● Exercise
The listing below should be written out exactly; please include all of it.

-------- Recorded data

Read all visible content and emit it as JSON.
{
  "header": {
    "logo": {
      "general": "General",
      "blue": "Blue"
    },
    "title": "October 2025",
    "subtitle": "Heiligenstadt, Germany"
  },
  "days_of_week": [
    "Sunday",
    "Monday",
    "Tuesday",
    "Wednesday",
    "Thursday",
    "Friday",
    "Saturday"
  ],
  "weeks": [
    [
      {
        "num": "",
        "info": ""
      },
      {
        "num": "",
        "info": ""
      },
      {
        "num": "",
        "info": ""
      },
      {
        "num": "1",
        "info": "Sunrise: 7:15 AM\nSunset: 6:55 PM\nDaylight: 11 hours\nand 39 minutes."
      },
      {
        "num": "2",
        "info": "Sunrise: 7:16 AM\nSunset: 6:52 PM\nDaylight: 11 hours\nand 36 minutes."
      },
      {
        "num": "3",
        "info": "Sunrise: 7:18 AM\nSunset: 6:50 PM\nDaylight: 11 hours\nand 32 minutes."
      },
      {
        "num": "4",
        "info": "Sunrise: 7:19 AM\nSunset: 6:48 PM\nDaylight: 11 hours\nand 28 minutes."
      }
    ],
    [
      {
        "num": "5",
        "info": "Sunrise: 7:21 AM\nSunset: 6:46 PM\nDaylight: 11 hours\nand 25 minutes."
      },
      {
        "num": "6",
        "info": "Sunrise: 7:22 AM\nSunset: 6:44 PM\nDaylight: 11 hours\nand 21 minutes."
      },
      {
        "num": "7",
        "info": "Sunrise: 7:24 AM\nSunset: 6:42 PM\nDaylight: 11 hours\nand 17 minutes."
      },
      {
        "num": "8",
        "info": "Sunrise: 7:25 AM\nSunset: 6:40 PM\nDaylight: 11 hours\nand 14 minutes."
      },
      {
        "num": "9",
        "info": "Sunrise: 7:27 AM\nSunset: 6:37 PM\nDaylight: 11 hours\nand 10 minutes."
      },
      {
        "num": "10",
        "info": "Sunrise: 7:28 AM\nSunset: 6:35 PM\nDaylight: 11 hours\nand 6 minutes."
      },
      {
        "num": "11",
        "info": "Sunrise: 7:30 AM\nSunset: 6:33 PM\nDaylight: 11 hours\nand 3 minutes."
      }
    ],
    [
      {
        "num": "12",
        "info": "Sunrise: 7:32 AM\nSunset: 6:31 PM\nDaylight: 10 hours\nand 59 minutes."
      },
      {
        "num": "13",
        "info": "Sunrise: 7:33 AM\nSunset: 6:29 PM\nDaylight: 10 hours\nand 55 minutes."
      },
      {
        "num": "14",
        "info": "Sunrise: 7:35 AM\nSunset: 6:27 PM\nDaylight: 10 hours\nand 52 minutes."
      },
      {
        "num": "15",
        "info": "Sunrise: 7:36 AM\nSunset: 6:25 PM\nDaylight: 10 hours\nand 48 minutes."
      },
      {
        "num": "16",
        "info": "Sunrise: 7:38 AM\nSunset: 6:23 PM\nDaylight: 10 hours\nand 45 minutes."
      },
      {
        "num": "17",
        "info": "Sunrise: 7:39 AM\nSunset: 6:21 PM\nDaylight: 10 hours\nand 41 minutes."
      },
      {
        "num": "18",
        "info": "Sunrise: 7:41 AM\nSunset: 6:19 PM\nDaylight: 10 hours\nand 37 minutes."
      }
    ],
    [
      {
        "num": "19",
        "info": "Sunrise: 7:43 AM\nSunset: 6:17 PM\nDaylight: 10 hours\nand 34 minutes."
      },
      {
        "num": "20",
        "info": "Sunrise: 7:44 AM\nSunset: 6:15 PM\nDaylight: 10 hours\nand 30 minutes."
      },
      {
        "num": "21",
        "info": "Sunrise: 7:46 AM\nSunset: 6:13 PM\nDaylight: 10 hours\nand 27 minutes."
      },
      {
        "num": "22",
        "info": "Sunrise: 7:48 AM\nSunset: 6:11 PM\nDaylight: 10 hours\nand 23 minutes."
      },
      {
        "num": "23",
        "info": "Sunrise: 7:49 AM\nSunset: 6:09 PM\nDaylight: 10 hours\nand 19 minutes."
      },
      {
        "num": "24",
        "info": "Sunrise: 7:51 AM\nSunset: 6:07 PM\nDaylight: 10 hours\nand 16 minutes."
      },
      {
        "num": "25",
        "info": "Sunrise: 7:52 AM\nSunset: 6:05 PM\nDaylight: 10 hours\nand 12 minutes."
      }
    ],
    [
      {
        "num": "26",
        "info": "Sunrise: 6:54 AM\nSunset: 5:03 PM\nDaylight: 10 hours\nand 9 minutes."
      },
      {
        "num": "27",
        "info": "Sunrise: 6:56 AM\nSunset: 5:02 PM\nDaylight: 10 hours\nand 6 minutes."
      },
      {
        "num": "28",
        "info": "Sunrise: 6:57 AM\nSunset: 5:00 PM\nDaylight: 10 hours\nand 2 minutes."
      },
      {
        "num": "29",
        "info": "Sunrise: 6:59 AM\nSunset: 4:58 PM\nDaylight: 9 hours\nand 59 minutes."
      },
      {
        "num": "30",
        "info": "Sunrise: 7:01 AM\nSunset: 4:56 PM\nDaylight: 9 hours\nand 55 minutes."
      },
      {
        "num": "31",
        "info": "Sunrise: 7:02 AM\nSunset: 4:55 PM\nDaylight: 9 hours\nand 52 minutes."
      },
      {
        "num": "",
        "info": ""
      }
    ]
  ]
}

----------------

● Exercise output
Read all visible content and emit it as JSON.
{
  "header": {
    "logo": {
      "general": "General",
      "blue": "Blue"
    },
    "title": "October 2025",
    "subtitle": "Heiligenstadt, Germany"
  },
  "days_of_week": [
    "Sunday",
    "Monday",
    "Tuesday",
    "Wednesday",
    "Thursday",
    "Friday",
    "Saturday"
  ],
  "weeks": [
    [
      {
        "num": "",
        "info": ""
      },
      {
        "num": "",
        "info": ""
      },
      {
        "num": "",
        "info": ""
      },
      {
        "num": "1",
        "info": "Sunrise: 7:15 AM\nSunset: 6:55 PM\nDaylight: 11 hours\nand 39 minutes."
      },
      {
        "num": "2",
        "info": "Sunrise: 7:16 AM\nSunset: 6:52 PM\nDaylight: 11 hours\nand 36 minutes."
      },
      {
        "num": "3",
        "info": "Sunrise: 7:18 AM\nSunset: 6:50 PM\nDaylight: 11 hours\nand 32 minutes."
      },
      {
        "num": "4",
        "info": "Sunrise: 7:19 AM\nSunset: 6:48 PM\nDaylight: 11 hours\nand 28 minutes."
      }
    ],
    [
      {
        "num": "5",
        "info": "Sunrise: 7:21 AM\nSunset: 6:46 PM\nDaylight: 11 hours\nand 25 minutes."
      },
      {
        "num": "6",
        "info": "Sunrise: 7:22 AM\nSunset: 6:44 PM\nDaylight: 11 hours\nand 21 minutes."
      },
      {
        "num": "7",
        "info": "Sunrise: 7:24 AM\nSunset: 6:42 PM\nDaylight: 11 hours\nand 17 minutes."
      },
      {
        "num": "8",
        "info": "Sunrise: 7:25 AM\nSunset: 6:40 PM\nDaylight: 11 hours\nand 14 minutes."
      },
      {
        "num": "9",
        "info": "Sunrise: 7:27 AM\nSunset: 6:37 PM\nDaylight: 11 hours\nand 10 minutes."
      },
      {
        "num": "10",
        "info": "Sunrise: 7:28 AM\nSunset: 6:35 PM\nDaylight: 11 hours\nand 6 minutes."
      },
      {
        "num": "11",
        "info": "Sunrise: 7:30 AM\nSunset: 6:33 PM\nDaylight: 11 hours\nand 3 minutes."
      }
    ],
    [
      {
        "num": "12",
        "info": "Sunrise: 7:32 AM\nSunset: 6:31 PM\nDaylight: 10 hours\nand 59 minutes."
      },
      {
        "num": "13",
        "info": "Sunrise: 7:33 AM\nSunset: 6:29 PM\nDaylight: 10 hours\nand 55 minutes."
      },
      {
        "num": "14",
        "info": "Sunrise: 7:35 AM\nSunset: 6:27 PM\nDaylight: 10 hours\nand 52 minutes."
      },
      {
        "num": "15",
        "info": "Sunrise: 7:36 AM\nSunset: 6:25 PM\nDaylight: 10 hours\nand 48 minutes."
      },
      {
        "num": "16",
        "info": "Sunrise: 7:38 AM\nSunset: 6:23 PM\nDaylight: 10 hours\nand 45 minutes."
      },
      {
        "num": "17",
        "info": "Sunrise: 7:39 AM\nSunset: 6:21 PM\nDaylight: 10 hours\nand 41 minutes."
      },
      {
        "num": "18",
        "info": "Sunrise: 7:41 AM\nSunset: 6:19 PM\nDaylight: 10 hours\nand 37 minutes."
      }
    ],
    [
      {
        "num": "19",
        "info": "Sunrise: 7:43 AM\nSunset: 6:17 PM\nDaylight: 10 hours\nand 34 minutes."
      },
      {
        "num": "20",
        "info": "Sunrise: 7:44 AM\nSunset: 6:15 PM\nDaylight: 10 hours\nand 30 minutes."
      },
      {
        "num": "21",
        "info": "Sunrise: 7:46 AM\nSunset: 6:13 PM\nDaylight: 10 hours\nand 27 minutes."
      },
      {
        "num": "22",
        "info": "Sunrise: 7:48 AM\nSunset: 6:11 PM\nDaylight: 10 hours\nand 23 minutes."
      },
      {
        "num": "23",
        "info": "Sunrise: 7:49 AM\nSunset: 6:09 PM\nDaylight: 10 hours\nand 19 minutes."
      },
      {
        "num": "24",
        "info": "Sunrise: 7:51 AM\nSunset: 6:07 PM\nDaylight: 10 hours\nand 16 minutes."
      },
      {
        "num": "25",
        "info": "Sunrise: 7:52 AM\nSunset: 6:05 PM\nDaylight: 10 hours\nand 12 minutes."
      }
    ],
    [
      {
        "num": "26",
        "info": "Sunrise: 6:54 AM\nSunset: 5:03 PM\nDaylight: 10 hours\nand 9 minutes."
      },
      {
        "num": "27",
        "info": "Sunrise: 6:56 AM\nSunset: 5:02 PM\nDaylight: 10 hours\nand 6 minutes."
      },
      {
        "num": "28",
        "info": "Sunrise: 6:57 AM\nSunset: 5:00 PM\nDaylight: 10 hours\nand 2 minutes."
      },
      {
        "num": "29",
        "info": "Sunrise: 6:59 AM\nSunset: 4:58 PM\nDaylight: 9 hours\nand 59 minutes."
      },
      {
        "num": "30",
        "info": "Sunrise: 7:01 AM\nSunset: 4:56 PM\nDaylight: 9 hours\nand 55 minutes."
      },
      {
        "num": "31",
        "info": "Sunrise: 7:02 AM\nSunset: 4:55 PM\nDaylight: 9 hours\nand 52 minutes."
      },
      {
        "num": "",
        "info": ""
      }
    ]
  ]
}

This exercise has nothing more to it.